# The request:
Check each line of the material below for "Frequency", then copy the ones that contain it.

# Information given:
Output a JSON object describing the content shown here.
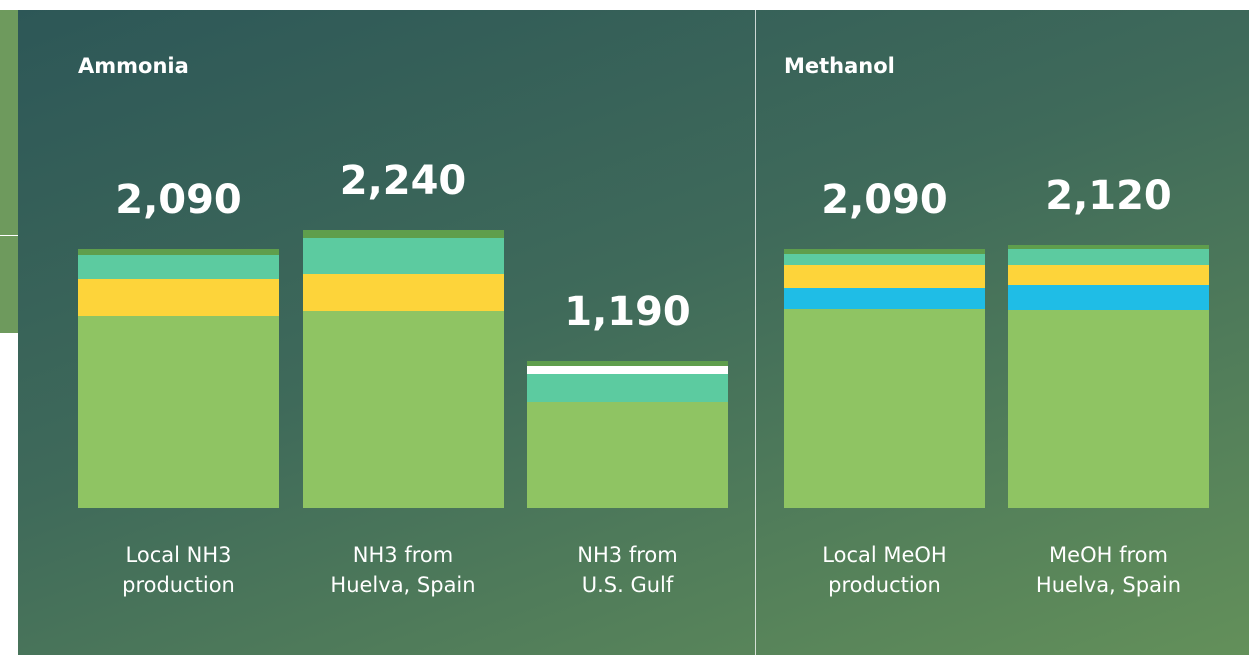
{
  "chart_data": [
    {
      "type": "stacked-bar",
      "title": "Ammonia",
      "categories": [
        "Local NH3\nproduction",
        "NH3 from\nHuelva, Spain",
        "NH3 from\nU.S. Gulf"
      ],
      "total_labels": [
        "2,090",
        "2,240",
        "1,190"
      ],
      "series": [
        {
          "color": "#8fc463",
          "values": [
            1549,
            1593,
            852
          ]
        },
        {
          "color": "#fdd43a",
          "values": [
            299,
            299,
            null
          ]
        },
        {
          "color": "#5ccba0",
          "values": [
            194,
            291,
            233
          ]
        },
        {
          "color": "#ffffff",
          "values": [
            null,
            null,
            64
          ]
        },
        {
          "color": "#5f9e4c",
          "values": [
            48,
            57,
            41
          ]
        }
      ]
    },
    {
      "type": "stacked-bar",
      "title": "Methanol",
      "categories": [
        "Local MeOH\nproduction",
        "MeOH from\nHuelva, Spain"
      ],
      "total_labels": [
        "2,090",
        "2,120"
      ],
      "series": [
        {
          "color": "#8fc463",
          "values": [
            1606,
            1596
          ]
        },
        {
          "color": "#1fbde6",
          "values": [
            169,
            202
          ]
        },
        {
          "color": "#fdd43a",
          "values": [
            186,
            161
          ]
        },
        {
          "color": "#5ccba0",
          "values": [
            89,
            129
          ]
        },
        {
          "color": "#5f9e4c",
          "values": [
            40,
            32
          ]
        }
      ]
    }
  ]
}
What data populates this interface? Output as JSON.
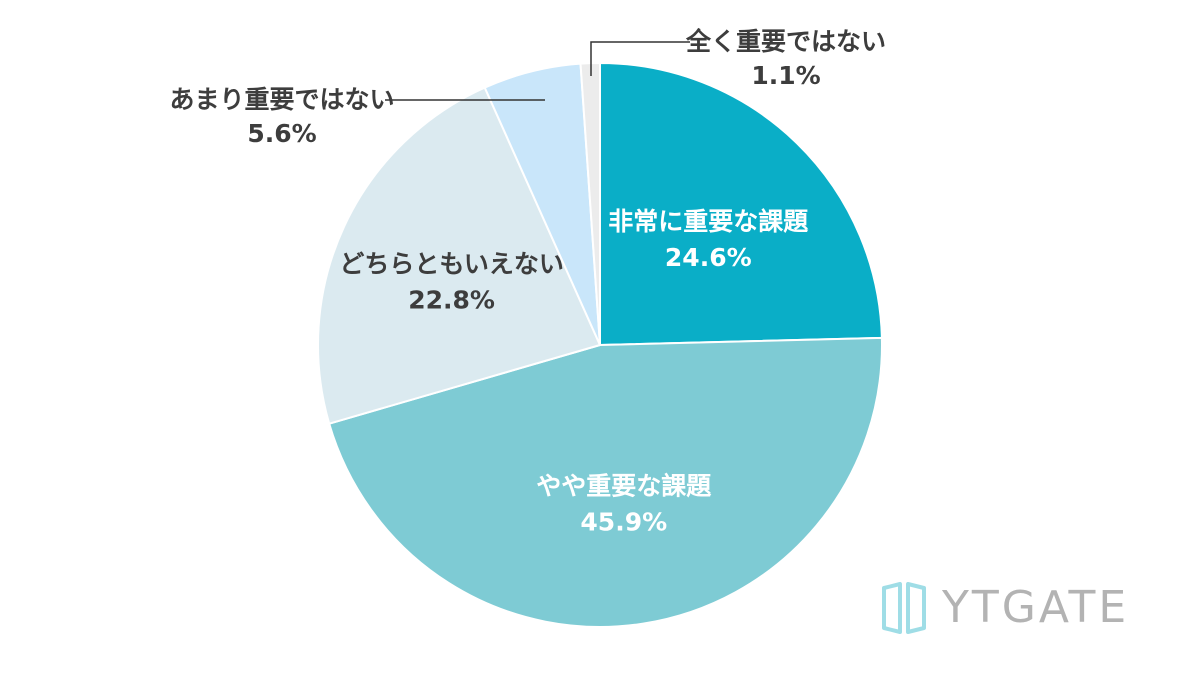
{
  "chart_data": {
    "type": "pie",
    "start_angle_deg": 0,
    "direction": "clockwise",
    "slices": [
      {
        "label": "非常に重要な課題",
        "value": 24.6,
        "display": "24.6%",
        "color": "#0aaec7",
        "text_color": "#ffffff",
        "label_inside": true
      },
      {
        "label": "やや重要な課題",
        "value": 45.9,
        "display": "45.9%",
        "color": "#7ecbd4",
        "text_color": "#ffffff",
        "label_inside": true
      },
      {
        "label": "どちらともいえない",
        "value": 22.8,
        "display": "22.8%",
        "color": "#dbeaf0",
        "text_color": "#3d3d3d",
        "label_inside": true
      },
      {
        "label": "あまり重要ではない",
        "value": 5.6,
        "display": "5.6%",
        "color": "#c9e6fa",
        "text_color": "#3d3d3d",
        "label_inside": false,
        "callout_side": "left"
      },
      {
        "label": "全く重要ではない",
        "value": 1.1,
        "display": "1.1%",
        "color": "#ececec",
        "text_color": "#3d3d3d",
        "label_inside": false,
        "callout_side": "right"
      }
    ],
    "legend": "none",
    "title": ""
  },
  "logo": {
    "text": "YTGATE",
    "icon": "gate-icon",
    "color": "#9fdde6",
    "text_color": "#b3b3b3"
  }
}
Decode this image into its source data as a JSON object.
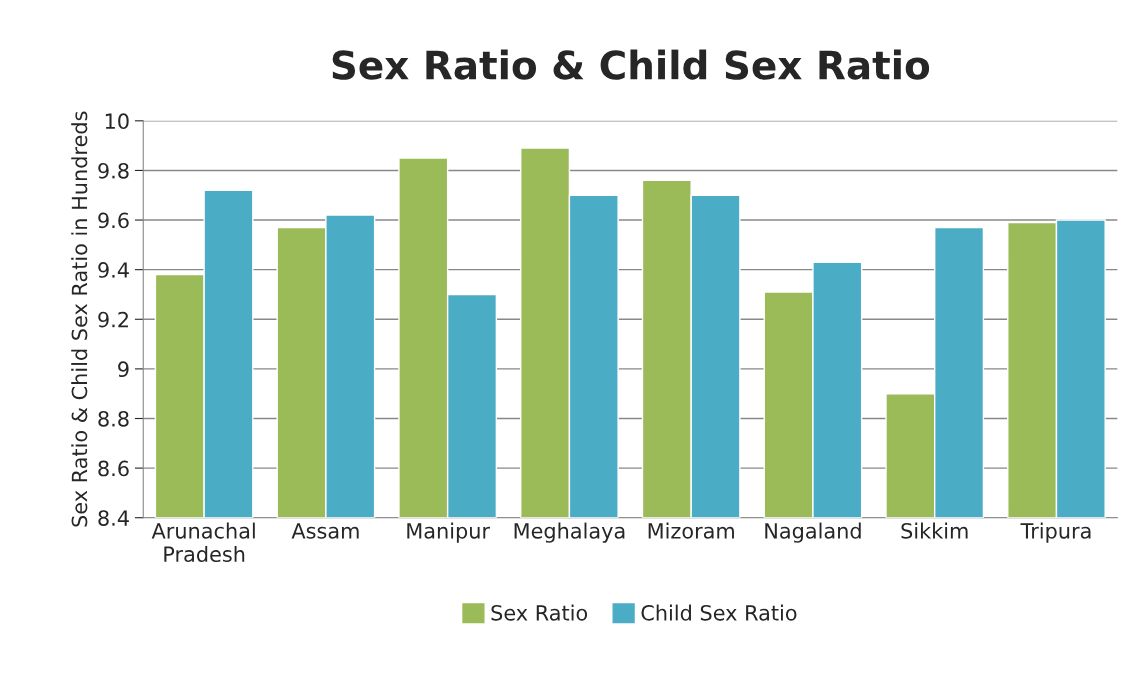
{
  "chart_data": {
    "type": "bar",
    "title": "Sex Ratio & Child Sex Ratio",
    "ylabel": "Sex Ratio & Child Sex Ratio in Hundreds",
    "categories": [
      "Arunachal\nPradesh",
      "Assam",
      "Manipur",
      "Meghalaya",
      "Mizoram",
      "Nagaland",
      "Sikkim",
      "Tripura"
    ],
    "series": [
      {
        "name": "Sex Ratio",
        "color": "#9bbb59",
        "values": [
          9.38,
          9.57,
          9.85,
          9.89,
          9.76,
          9.31,
          8.9,
          9.59
        ]
      },
      {
        "name": "Child Sex Ratio",
        "color": "#4bacc6",
        "values": [
          9.72,
          9.62,
          9.3,
          9.7,
          9.7,
          9.43,
          9.57,
          9.6
        ]
      }
    ],
    "ylim": [
      8.4,
      10
    ],
    "yticks": [
      8.4,
      8.6,
      8.8,
      9,
      9.2,
      9.4,
      9.6,
      9.8,
      10
    ],
    "grid": "y",
    "legend": "bottom"
  }
}
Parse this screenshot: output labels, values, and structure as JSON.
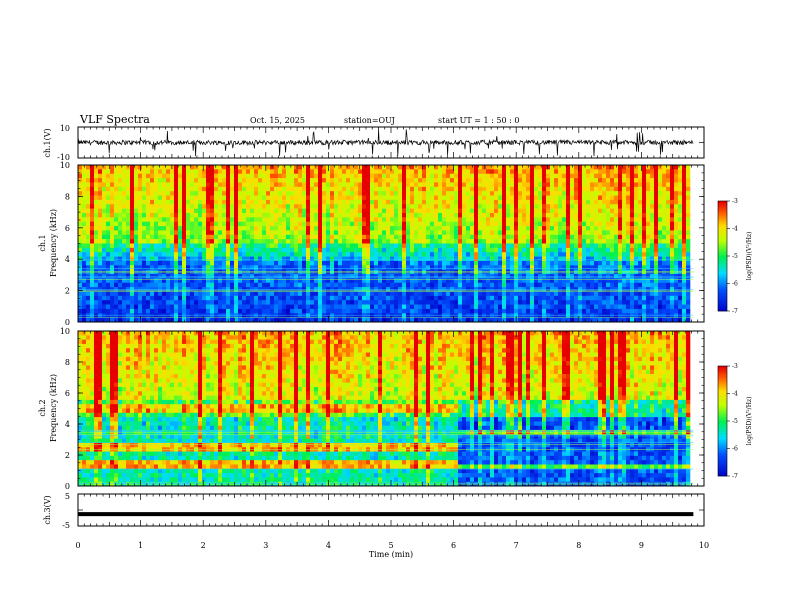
{
  "header": {
    "title": "VLF Spectra",
    "date": "Oct. 15, 2025",
    "station": "station=OUJ",
    "start_ut": "start  UT =   1 : 50 : 0"
  },
  "chart_data": [
    {
      "type": "line",
      "panel": "ch1-waveform",
      "ylabel": "ch.1(V)",
      "ylim": [
        -10,
        10
      ],
      "yticks": [
        "10",
        "-10"
      ],
      "x_range_min": [
        0,
        9.83
      ],
      "baseline": 0,
      "noise_amplitude": 1.5,
      "spike_amplitude": 9,
      "color": "#000000"
    },
    {
      "type": "heatmap",
      "panel": "ch1-spectrogram",
      "ylabel": "ch.1 Frequency (kHz)",
      "ylim": [
        0,
        10
      ],
      "yticks": [
        "0",
        "2",
        "4",
        "6",
        "8",
        "10"
      ],
      "x_range_min": [
        0,
        9.83
      ],
      "colorbar": {
        "label": "log(PSD)(V²/Hz)",
        "range": [
          -7,
          -3
        ],
        "ticks": [
          "-3",
          "-4",
          "-5",
          "-6",
          "-7"
        ]
      },
      "low_band_khz": [
        0,
        4
      ],
      "transition_khz": 5
    },
    {
      "type": "heatmap",
      "panel": "ch2-spectrogram",
      "ylabel": "ch.2 Frequency (kHz)",
      "ylim": [
        0,
        10
      ],
      "yticks": [
        "0",
        "2",
        "4",
        "6",
        "8",
        "10"
      ],
      "x_range_min": [
        0,
        9.83
      ],
      "colorbar": {
        "label": "log(PSD)(V²/Hz)",
        "range": [
          -7,
          -3
        ],
        "ticks": [
          "-3",
          "-4",
          "-5",
          "-6",
          "-7"
        ]
      },
      "band_change_min": 6.1,
      "early_bands_khz": [
        5.0,
        2.6,
        1.4
      ],
      "late_bands_khz": [
        3.5,
        1.2
      ]
    },
    {
      "type": "line",
      "panel": "ch3-waveform",
      "ylabel": "ch.3(V)",
      "ylim": [
        -5,
        5
      ],
      "yticks": [
        "5",
        "-5"
      ],
      "x_range_min": [
        0,
        9.83
      ],
      "value": -1.3,
      "color": "#000000"
    }
  ],
  "xaxis": {
    "label": "Time  (min)",
    "range": [
      0,
      10
    ],
    "ticks": [
      "0",
      "1",
      "2",
      "3",
      "4",
      "5",
      "6",
      "7",
      "8",
      "9",
      "10"
    ]
  },
  "colors": {
    "low": "#0000ff",
    "mid": "#00ff00",
    "high": "#ffff00",
    "max": "#ff0000"
  }
}
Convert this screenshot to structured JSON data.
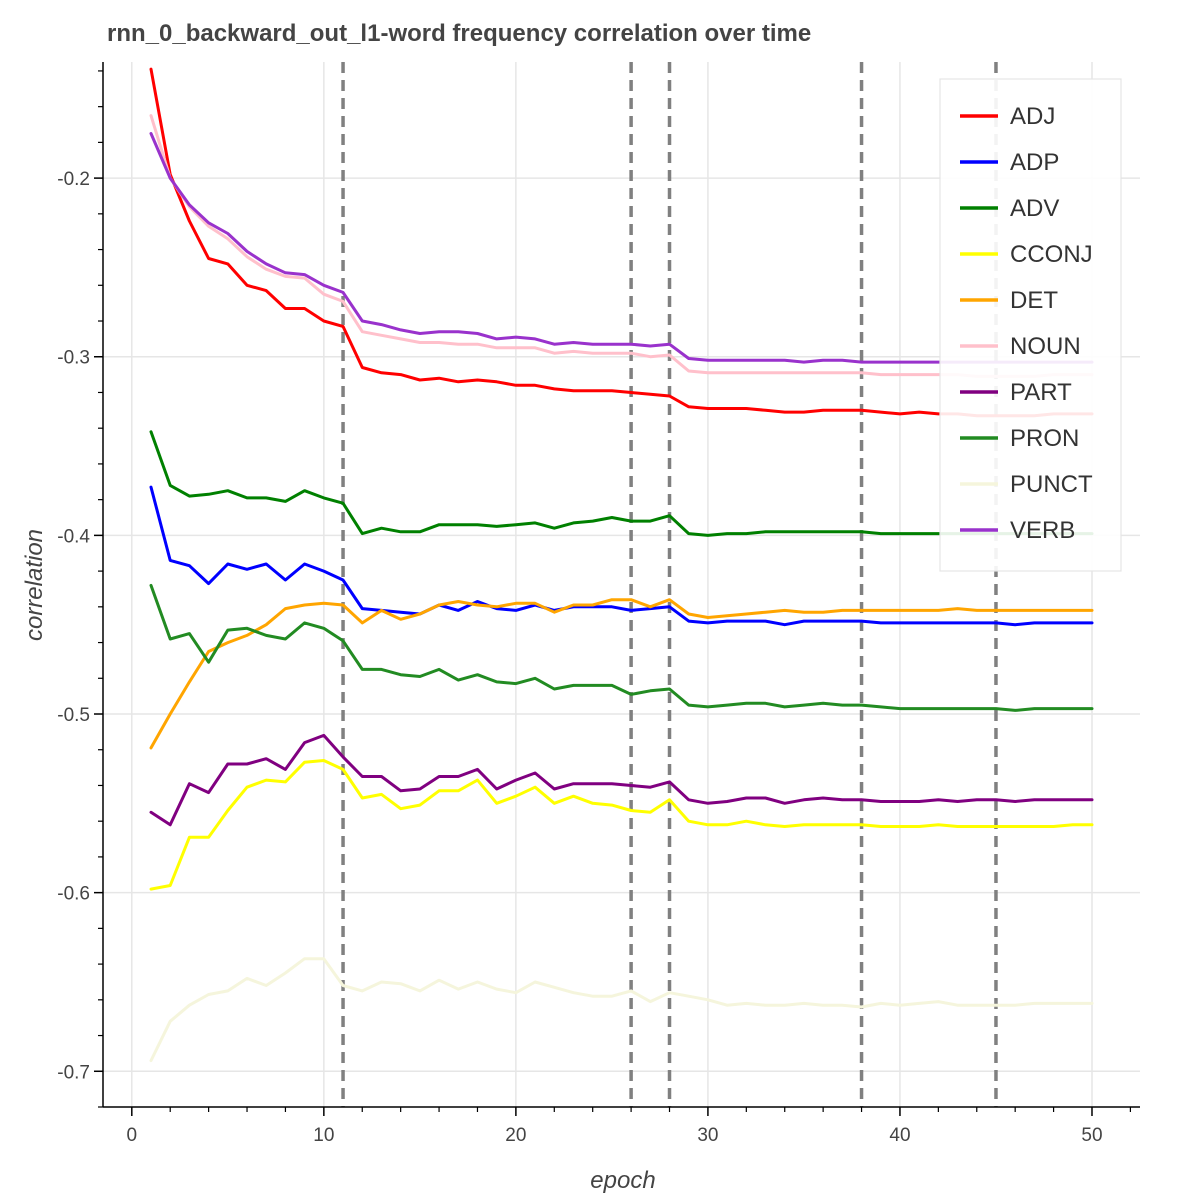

# Task answer:
      "ylabel": "ch.1 Frequency (kHz)",
      "ylabel": "ch.2 Frequency (kHz)",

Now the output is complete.